— Begin —

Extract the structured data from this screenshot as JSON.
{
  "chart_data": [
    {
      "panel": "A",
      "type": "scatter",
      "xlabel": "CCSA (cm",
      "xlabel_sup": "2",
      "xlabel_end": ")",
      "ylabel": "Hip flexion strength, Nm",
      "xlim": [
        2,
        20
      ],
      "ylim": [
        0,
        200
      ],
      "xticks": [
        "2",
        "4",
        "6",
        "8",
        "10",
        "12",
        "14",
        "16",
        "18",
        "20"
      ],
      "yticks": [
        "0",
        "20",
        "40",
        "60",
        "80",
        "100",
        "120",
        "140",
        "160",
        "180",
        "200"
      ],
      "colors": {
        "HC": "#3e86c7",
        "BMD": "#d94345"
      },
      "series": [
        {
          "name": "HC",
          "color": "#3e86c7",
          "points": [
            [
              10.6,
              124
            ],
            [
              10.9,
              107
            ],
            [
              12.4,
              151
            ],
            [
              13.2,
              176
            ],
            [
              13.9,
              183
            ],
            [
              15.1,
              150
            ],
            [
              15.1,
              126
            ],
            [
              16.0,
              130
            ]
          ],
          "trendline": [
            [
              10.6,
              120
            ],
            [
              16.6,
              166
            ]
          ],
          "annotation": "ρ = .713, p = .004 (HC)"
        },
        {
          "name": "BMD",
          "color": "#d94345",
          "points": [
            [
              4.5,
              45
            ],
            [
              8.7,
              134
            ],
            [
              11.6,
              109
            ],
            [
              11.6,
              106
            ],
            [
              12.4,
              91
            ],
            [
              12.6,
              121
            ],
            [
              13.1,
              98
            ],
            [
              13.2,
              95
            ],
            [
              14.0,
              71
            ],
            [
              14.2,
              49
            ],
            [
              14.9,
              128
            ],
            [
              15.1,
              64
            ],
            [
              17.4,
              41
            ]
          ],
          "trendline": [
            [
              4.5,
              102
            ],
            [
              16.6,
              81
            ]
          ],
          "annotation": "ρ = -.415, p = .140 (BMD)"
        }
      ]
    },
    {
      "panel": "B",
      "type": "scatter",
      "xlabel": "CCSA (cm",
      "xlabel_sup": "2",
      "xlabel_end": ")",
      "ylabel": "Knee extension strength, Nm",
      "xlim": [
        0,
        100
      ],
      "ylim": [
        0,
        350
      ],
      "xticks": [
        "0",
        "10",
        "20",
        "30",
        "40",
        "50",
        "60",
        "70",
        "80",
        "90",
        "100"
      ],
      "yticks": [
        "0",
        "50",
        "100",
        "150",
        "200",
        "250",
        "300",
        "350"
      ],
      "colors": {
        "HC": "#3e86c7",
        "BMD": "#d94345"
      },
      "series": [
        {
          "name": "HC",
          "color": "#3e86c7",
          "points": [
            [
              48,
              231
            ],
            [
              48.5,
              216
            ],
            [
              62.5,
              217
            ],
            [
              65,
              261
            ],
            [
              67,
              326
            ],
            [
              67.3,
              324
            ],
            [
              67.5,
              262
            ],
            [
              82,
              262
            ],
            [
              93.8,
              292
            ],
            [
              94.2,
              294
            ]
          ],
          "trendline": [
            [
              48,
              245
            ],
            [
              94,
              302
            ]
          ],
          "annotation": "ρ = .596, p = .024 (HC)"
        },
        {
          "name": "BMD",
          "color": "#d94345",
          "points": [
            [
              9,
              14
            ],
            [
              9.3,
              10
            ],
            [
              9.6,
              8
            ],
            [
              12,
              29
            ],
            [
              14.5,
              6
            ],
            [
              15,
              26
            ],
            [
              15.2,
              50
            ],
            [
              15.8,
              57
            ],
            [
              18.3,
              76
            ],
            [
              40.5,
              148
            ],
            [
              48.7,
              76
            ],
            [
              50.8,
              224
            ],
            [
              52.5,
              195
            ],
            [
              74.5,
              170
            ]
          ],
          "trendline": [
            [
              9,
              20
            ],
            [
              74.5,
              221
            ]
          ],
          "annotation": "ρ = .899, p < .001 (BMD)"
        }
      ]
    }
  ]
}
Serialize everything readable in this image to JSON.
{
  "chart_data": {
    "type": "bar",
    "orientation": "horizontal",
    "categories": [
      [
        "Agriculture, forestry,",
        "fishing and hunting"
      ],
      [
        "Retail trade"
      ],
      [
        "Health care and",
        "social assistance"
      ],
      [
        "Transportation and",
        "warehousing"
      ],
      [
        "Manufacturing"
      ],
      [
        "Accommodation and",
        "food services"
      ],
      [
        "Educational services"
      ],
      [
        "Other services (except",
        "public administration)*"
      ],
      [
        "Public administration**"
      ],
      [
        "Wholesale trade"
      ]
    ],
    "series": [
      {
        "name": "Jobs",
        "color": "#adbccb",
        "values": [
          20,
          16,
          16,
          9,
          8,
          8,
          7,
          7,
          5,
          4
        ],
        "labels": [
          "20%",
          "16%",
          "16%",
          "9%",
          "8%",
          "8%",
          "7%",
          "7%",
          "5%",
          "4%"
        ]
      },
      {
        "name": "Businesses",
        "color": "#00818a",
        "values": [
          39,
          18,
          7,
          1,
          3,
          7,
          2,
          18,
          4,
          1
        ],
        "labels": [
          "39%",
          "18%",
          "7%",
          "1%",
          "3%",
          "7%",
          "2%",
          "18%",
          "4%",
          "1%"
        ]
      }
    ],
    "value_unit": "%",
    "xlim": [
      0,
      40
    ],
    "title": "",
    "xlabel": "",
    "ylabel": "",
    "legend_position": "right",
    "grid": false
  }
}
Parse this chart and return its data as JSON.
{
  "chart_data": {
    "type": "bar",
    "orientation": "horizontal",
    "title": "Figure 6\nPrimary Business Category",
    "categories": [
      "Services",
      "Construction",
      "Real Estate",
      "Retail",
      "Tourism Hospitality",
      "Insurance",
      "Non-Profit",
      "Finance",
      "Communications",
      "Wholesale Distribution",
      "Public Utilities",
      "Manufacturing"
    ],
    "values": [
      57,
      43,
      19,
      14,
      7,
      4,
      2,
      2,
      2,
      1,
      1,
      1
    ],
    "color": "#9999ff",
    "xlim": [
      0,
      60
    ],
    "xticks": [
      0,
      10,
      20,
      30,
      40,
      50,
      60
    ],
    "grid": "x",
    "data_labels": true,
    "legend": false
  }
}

— End —

## Exercise
Set down every record above exactly as given.

## Final result
Extract the structured data from this screenshot as JSON.
{
  "chart_data": [
    {
      "panel": "A",
      "type": "scatter",
      "xlabel": "CCSA (cm",
      "xlabel_sup": "2",
      "xlabel_end": ")",
      "ylabel": "Hip flexion strength, Nm",
      "xlim": [
        2,
        20
      ],
      "ylim": [
        0,
        200
      ],
      "xticks": [
        "2",
        "4",
        "6",
        "8",
        "10",
        "12",
        "14",
        "16",
        "18",
        "20"
      ],
      "yticks": [
        "0",
        "20",
        "40",
        "60",
        "80",
        "100",
        "120",
        "140",
        "160",
        "180",
        "200"
      ],
      "colors": {
        "HC": "#3e86c7",
        "BMD": "#d94345"
      },
      "series": [
        {
          "name": "HC",
          "color": "#3e86c7",
          "points": [
            [
              10.6,
              124
            ],
            [
              10.9,
              107
            ],
            [
              12.4,
              151
            ],
            [
              13.2,
              176
            ],
            [
              13.9,
              183
            ],
            [
              15.1,
              150
            ],
            [
              15.1,
              126
            ],
            [
              16.0,
              130
            ]
          ],
          "trendline": [
            [
              10.6,
              120
            ],
            [
              16.6,
              166
            ]
          ],
          "annotation": "ρ = .713, p = .004 (HC)"
        },
        {
          "name": "BMD",
          "color": "#d94345",
          "points": [
            [
              4.5,
              45
            ],
            [
              8.7,
              134
            ],
            [
              11.6,
              109
            ],
            [
              11.6,
              106
            ],
            [
              12.4,
              91
            ],
            [
              12.6,
              121
            ],
            [
              13.1,
              98
            ],
            [
              13.2,
              95
            ],
            [
              14.0,
              71
            ],
            [
              14.2,
              49
            ],
            [
              14.9,
              128
            ],
            [
              15.1,
              64
            ],
            [
              17.4,
              41
            ]
          ],
          "trendline": [
            [
              4.5,
              102
            ],
            [
              16.6,
              81
            ]
          ],
          "annotation": "ρ = -.415, p = .140 (BMD)"
        }
      ]
    },
    {
      "panel": "B",
      "type": "scatter",
      "xlabel": "CCSA (cm",
      "xlabel_sup": "2",
      "xlabel_end": ")",
      "ylabel": "Knee extension strength, Nm",
      "xlim": [
        0,
        100
      ],
      "ylim": [
        0,
        350
      ],
      "xticks": [
        "0",
        "10",
        "20",
        "30",
        "40",
        "50",
        "60",
        "70",
        "80",
        "90",
        "100"
      ],
      "yticks": [
        "0",
        "50",
        "100",
        "150",
        "200",
        "250",
        "300",
        "350"
      ],
      "colors": {
        "HC": "#3e86c7",
        "BMD": "#d94345"
      },
      "series": [
        {
          "name": "HC",
          "color": "#3e86c7",
          "points": [
            [
              48,
              231
            ],
            [
              48.5,
              216
            ],
            [
              62.5,
              217
            ],
            [
              65,
              261
            ],
            [
              67,
              326
            ],
            [
              67.3,
              324
            ],
            [
              67.5,
              262
            ],
            [
              82,
              262
            ],
            [
              93.8,
              292
            ],
            [
              94.2,
              294
            ]
          ],
          "trendline": [
            [
              48,
              245
            ],
            [
              94,
              302
            ]
          ],
          "annotation": "ρ = .596, p = .024 (HC)"
        },
        {
          "name": "BMD",
          "color": "#d94345",
          "points": [
            [
              9,
              14
            ],
            [
              9.3,
              10
            ],
            [
              9.6,
              8
            ],
            [
              12,
              29
            ],
            [
              14.5,
              6
            ],
            [
              15,
              26
            ],
            [
              15.2,
              50
            ],
            [
              15.8,
              57
            ],
            [
              18.3,
              76
            ],
            [
              40.5,
              148
            ],
            [
              48.7,
              76
            ],
            [
              50.8,
              224
            ],
            [
              52.5,
              195
            ],
            [
              74.5,
              170
            ]
          ],
          "trendline": [
            [
              9,
              20
            ],
            [
              74.5,
              221
            ]
          ],
          "annotation": "ρ = .899, p < .001 (BMD)"
        }
      ]
    }
  ]
}
Serialize everything readable in this image to JSON.
{
  "chart_data": {
    "type": "bar",
    "orientation": "horizontal",
    "categories": [
      [
        "Agriculture, forestry,",
        "fishing and hunting"
      ],
      [
        "Retail trade"
      ],
      [
        "Health care and",
        "social assistance"
      ],
      [
        "Transportation and",
        "warehousing"
      ],
      [
        "Manufacturing"
      ],
      [
        "Accommodation and",
        "food services"
      ],
      [
        "Educational services"
      ],
      [
        "Other services (except",
        "public administration)*"
      ],
      [
        "Public administration**"
      ],
      [
        "Wholesale trade"
      ]
    ],
    "series": [
      {
        "name": "Jobs",
        "color": "#adbccb",
        "values": [
          20,
          16,
          16,
          9,
          8,
          8,
          7,
          7,
          5,
          4
        ],
        "labels": [
          "20%",
          "16%",
          "16%",
          "9%",
          "8%",
          "8%",
          "7%",
          "7%",
          "5%",
          "4%"
        ]
      },
      {
        "name": "Businesses",
        "color": "#00818a",
        "values": [
          39,
          18,
          7,
          1,
          3,
          7,
          2,
          18,
          4,
          1
        ],
        "labels": [
          "39%",
          "18%",
          "7%",
          "1%",
          "3%",
          "7%",
          "2%",
          "18%",
          "4%",
          "1%"
        ]
      }
    ],
    "value_unit": "%",
    "xlim": [
      0,
      40
    ],
    "title": "",
    "xlabel": "",
    "ylabel": "",
    "legend_position": "right",
    "grid": false
  }
}
Parse this chart and return its data as JSON.
{
  "chart_data": {
    "type": "bar",
    "orientation": "horizontal",
    "title": "Figure 6\nPrimary Business Category",
    "categories": [
      "Services",
      "Construction",
      "Real Estate",
      "Retail",
      "Tourism Hospitality",
      "Insurance",
      "Non-Profit",
      "Finance",
      "Communications",
      "Wholesale Distribution",
      "Public Utilities",
      "Manufacturing"
    ],
    "values": [
      57,
      43,
      19,
      14,
      7,
      4,
      2,
      2,
      2,
      1,
      1,
      1
    ],
    "color": "#9999ff",
    "xlim": [
      0,
      60
    ],
    "xticks": [
      0,
      10,
      20,
      30,
      40,
      50,
      60
    ],
    "grid": "x",
    "data_labels": true,
    "legend": false
  }
}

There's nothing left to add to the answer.